#### [Directions for this task]
Look for the string "JSON" and copy every line that has it.

#### [Figure record listings]
※
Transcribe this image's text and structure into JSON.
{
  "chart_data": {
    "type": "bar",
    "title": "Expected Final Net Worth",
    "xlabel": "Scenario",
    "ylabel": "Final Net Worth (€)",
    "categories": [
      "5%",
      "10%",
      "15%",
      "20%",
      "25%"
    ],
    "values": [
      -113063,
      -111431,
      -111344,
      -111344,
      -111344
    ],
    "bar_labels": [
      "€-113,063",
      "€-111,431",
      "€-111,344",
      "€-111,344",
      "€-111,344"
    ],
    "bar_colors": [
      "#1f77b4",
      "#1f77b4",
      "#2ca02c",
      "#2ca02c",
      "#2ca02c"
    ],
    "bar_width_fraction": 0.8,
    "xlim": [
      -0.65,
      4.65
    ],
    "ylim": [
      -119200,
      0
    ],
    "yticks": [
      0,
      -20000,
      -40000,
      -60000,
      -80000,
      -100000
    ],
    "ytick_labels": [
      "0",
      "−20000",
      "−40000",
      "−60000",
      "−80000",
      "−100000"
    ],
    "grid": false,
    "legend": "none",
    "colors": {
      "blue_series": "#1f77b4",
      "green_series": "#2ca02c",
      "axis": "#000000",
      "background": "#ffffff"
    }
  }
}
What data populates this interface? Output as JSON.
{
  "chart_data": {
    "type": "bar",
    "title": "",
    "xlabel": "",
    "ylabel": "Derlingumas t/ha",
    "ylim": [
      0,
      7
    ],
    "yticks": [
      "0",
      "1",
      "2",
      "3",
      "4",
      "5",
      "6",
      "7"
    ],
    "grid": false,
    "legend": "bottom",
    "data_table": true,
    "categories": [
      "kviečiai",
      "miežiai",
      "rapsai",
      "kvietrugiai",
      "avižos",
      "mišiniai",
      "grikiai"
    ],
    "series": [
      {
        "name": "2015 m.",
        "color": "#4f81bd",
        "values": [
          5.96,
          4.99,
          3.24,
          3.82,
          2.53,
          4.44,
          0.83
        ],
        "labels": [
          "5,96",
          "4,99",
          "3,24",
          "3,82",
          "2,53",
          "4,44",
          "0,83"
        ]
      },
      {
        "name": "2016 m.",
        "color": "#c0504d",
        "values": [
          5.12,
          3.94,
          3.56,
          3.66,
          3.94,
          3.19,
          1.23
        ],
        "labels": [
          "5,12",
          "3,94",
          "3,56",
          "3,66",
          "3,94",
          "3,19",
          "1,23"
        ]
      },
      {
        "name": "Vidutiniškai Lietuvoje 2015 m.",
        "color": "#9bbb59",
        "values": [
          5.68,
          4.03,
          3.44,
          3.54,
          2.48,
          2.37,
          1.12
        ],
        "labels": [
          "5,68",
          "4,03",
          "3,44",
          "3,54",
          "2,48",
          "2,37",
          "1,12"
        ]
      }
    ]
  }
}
※
#### [Full output]
Transcribe this image's text and structure into JSON.
What data populates this interface? Output as JSON.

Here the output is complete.